Direction —
Copy all lines holding the word "Decile" from the entries.

Records excerpted from a collection:
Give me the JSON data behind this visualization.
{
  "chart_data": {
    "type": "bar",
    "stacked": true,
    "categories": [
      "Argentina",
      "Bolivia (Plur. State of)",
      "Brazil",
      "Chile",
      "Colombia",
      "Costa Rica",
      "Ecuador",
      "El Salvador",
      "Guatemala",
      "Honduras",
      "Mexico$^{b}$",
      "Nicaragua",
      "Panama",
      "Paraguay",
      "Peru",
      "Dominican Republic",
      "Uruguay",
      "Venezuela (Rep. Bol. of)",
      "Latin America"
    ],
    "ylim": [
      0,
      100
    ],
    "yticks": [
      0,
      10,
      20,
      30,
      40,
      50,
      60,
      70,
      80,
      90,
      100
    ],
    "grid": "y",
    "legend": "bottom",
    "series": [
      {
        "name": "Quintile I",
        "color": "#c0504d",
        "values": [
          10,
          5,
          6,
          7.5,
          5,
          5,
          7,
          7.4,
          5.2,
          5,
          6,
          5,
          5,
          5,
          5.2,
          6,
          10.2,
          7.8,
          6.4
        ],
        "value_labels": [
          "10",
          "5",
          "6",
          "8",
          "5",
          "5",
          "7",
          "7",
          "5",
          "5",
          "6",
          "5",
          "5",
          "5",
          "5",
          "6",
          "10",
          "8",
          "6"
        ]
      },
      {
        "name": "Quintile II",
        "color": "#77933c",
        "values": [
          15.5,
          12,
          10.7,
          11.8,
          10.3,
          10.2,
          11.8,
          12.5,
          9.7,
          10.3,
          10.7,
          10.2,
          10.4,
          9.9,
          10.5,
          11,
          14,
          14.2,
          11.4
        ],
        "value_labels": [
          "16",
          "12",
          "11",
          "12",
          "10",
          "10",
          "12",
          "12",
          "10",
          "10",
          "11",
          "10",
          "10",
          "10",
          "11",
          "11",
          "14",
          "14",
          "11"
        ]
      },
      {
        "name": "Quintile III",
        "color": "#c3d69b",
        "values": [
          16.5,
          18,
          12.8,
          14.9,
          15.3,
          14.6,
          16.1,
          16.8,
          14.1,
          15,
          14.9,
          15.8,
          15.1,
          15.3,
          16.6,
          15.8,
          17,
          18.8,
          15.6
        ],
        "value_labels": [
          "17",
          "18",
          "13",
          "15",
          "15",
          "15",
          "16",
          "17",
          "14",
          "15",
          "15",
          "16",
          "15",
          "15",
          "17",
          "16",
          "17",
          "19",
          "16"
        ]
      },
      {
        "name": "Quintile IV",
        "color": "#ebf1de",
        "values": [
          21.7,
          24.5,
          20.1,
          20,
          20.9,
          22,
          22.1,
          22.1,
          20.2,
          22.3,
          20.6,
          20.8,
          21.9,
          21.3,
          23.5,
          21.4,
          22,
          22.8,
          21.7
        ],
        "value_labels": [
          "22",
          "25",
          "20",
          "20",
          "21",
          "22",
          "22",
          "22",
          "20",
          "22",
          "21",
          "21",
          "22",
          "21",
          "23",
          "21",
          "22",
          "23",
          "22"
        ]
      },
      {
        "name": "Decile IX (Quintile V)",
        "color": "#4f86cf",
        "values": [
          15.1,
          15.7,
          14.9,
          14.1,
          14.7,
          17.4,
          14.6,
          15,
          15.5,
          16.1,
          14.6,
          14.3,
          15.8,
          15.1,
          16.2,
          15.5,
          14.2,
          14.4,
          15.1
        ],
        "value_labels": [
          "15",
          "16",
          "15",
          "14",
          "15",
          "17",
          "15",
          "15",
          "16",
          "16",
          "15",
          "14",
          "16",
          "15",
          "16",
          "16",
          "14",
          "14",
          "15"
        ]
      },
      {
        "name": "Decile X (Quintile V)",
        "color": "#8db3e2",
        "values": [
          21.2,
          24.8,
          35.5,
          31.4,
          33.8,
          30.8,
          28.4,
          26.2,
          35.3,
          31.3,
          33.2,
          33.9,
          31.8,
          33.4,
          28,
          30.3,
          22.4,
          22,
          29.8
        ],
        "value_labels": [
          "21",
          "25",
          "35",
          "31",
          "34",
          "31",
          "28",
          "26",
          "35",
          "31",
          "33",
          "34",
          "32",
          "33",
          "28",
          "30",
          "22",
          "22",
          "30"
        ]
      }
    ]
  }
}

Full solution —
        "name": "Decile IX (Quintile V)",
        "name": "Decile X (Quintile V)",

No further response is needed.